(Records contained in a dataset)
##########
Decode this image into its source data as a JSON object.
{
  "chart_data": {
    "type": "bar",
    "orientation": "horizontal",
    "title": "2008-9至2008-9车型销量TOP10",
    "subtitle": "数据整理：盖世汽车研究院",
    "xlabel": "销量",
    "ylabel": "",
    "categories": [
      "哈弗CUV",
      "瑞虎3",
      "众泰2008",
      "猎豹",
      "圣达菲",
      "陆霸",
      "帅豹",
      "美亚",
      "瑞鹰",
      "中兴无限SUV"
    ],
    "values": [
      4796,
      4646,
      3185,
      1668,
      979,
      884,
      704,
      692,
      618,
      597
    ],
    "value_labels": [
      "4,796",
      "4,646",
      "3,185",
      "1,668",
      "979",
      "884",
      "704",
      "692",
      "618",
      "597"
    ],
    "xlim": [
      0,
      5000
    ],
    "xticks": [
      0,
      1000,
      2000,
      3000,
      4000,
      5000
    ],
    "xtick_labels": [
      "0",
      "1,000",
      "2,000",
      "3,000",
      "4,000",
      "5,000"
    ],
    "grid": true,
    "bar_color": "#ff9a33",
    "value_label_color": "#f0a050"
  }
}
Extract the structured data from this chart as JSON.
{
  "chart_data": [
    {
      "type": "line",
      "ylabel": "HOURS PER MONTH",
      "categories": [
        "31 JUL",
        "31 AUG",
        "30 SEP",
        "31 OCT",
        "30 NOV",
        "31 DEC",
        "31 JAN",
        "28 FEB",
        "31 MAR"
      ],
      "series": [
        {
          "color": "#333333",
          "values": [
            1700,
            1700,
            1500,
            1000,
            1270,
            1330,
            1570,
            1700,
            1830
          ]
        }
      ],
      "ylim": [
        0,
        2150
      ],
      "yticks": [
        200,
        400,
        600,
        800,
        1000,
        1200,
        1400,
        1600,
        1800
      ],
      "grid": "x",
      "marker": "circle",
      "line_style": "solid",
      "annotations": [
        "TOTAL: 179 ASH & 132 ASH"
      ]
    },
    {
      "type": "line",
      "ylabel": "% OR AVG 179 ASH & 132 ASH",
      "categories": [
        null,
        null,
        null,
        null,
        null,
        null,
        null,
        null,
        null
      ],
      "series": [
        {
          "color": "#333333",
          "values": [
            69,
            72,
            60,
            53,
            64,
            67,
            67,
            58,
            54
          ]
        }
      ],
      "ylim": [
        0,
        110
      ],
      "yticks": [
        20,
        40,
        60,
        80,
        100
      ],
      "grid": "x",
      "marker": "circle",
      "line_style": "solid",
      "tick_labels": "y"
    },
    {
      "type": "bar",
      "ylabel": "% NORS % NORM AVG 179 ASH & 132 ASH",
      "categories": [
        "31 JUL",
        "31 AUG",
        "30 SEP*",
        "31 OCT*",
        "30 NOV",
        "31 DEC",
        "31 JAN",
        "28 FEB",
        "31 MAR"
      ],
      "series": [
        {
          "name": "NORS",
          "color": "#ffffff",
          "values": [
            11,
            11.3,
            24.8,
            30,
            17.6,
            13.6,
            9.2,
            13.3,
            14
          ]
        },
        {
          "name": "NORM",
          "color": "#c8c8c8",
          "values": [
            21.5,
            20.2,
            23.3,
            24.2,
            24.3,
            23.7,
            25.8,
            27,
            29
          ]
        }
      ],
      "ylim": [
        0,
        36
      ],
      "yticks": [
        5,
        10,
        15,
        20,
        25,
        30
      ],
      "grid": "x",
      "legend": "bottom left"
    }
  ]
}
##########
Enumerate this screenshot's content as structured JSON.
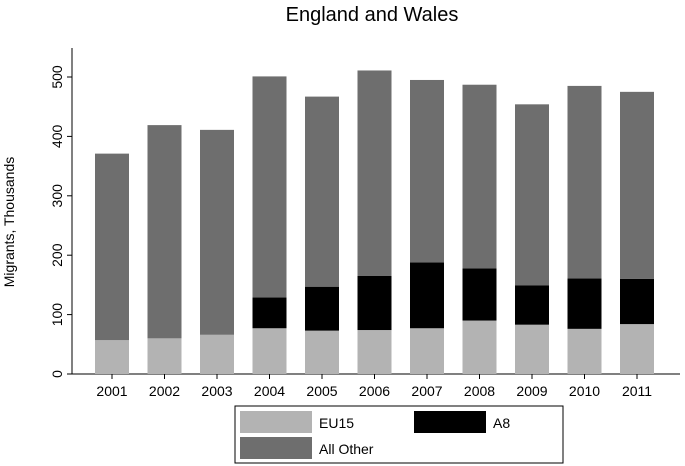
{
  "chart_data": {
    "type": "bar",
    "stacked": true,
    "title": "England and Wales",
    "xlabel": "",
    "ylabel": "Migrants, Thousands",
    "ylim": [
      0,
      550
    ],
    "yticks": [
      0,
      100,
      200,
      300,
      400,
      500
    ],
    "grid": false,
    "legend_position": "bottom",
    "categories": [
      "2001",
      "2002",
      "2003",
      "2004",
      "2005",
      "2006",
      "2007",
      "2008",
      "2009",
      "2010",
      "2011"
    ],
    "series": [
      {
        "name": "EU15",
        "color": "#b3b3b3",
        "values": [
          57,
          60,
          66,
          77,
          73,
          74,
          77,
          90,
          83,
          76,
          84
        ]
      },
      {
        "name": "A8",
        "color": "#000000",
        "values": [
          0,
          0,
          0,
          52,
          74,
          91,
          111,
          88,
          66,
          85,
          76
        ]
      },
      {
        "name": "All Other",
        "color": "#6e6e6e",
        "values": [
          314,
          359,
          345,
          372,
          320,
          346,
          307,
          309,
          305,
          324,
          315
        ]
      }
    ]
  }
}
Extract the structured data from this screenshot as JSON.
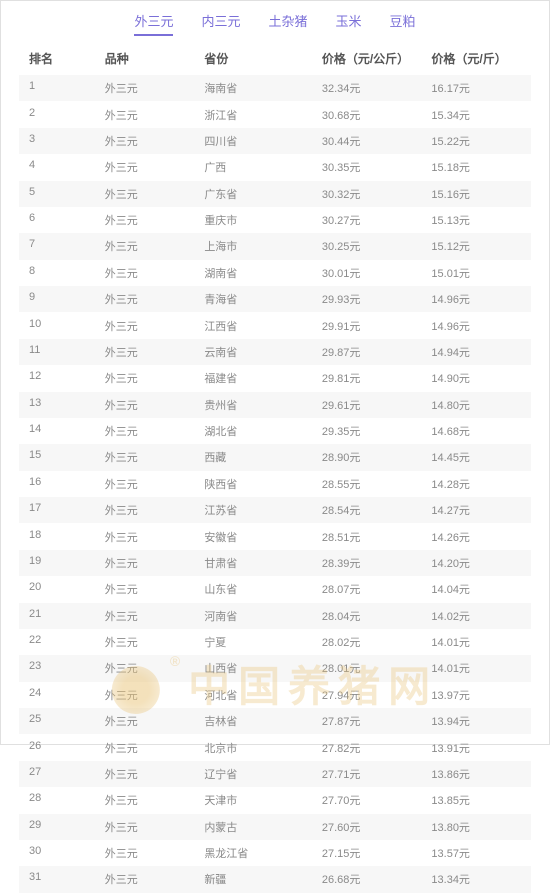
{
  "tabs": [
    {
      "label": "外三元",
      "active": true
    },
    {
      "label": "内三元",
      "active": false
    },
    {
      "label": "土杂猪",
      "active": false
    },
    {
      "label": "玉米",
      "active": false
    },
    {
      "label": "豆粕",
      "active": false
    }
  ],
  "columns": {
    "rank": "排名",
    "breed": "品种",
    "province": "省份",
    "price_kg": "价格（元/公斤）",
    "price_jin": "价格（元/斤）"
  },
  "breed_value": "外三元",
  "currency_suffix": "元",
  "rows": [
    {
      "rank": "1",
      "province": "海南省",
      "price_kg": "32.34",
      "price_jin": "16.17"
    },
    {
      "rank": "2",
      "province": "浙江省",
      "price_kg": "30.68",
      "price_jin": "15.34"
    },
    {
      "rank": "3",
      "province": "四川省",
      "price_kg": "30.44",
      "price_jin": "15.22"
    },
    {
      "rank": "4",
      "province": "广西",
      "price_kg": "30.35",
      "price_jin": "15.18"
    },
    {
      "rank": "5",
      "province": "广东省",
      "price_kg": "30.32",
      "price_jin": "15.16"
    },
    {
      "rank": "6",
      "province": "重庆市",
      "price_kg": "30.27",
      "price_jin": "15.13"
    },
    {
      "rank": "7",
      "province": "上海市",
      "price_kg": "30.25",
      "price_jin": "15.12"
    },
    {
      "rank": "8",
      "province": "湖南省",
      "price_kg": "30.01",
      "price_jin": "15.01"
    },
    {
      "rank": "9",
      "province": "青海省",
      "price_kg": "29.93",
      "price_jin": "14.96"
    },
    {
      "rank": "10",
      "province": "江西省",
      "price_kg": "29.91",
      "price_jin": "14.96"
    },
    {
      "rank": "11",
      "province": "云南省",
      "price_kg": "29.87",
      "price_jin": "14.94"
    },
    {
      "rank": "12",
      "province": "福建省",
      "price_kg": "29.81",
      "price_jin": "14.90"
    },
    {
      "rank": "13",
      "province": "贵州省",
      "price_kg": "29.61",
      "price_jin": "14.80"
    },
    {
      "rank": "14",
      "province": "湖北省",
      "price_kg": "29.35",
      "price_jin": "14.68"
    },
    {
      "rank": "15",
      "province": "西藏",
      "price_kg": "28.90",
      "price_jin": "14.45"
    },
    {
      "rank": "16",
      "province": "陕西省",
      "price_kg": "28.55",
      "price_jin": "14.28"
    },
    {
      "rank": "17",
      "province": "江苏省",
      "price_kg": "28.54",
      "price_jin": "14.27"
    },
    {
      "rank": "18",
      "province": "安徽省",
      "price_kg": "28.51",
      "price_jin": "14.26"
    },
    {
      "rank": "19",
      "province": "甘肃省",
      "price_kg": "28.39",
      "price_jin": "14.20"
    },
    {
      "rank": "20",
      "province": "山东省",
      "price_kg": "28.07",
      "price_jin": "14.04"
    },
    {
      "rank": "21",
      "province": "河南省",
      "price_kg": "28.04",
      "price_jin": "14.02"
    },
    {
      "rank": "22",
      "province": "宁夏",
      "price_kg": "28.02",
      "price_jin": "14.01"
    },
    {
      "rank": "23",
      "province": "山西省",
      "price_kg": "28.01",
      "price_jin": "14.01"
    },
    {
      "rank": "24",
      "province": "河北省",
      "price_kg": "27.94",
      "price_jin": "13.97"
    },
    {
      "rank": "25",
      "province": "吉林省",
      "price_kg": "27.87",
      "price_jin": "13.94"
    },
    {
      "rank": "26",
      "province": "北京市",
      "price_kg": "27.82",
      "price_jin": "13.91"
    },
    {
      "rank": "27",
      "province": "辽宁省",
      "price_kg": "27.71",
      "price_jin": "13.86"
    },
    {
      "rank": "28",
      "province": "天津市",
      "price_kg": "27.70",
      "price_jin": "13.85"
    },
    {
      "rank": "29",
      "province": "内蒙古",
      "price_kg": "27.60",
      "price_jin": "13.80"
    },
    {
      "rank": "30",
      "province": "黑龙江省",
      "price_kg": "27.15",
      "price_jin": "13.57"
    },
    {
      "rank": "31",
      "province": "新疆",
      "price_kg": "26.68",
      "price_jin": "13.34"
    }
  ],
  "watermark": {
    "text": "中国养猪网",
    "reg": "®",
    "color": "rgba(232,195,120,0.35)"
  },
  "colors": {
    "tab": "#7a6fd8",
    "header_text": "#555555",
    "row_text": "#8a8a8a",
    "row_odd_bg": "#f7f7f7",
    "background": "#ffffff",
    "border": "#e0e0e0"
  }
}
##########
▶ THE REQUEST:
Among the lines of the material, find those that hold the word "from" and copy them.

▶ RESULT FOR THIS TASK:
Extract the structured data from this chart as JSON.
Extract the structured data from this screenshot as JSON.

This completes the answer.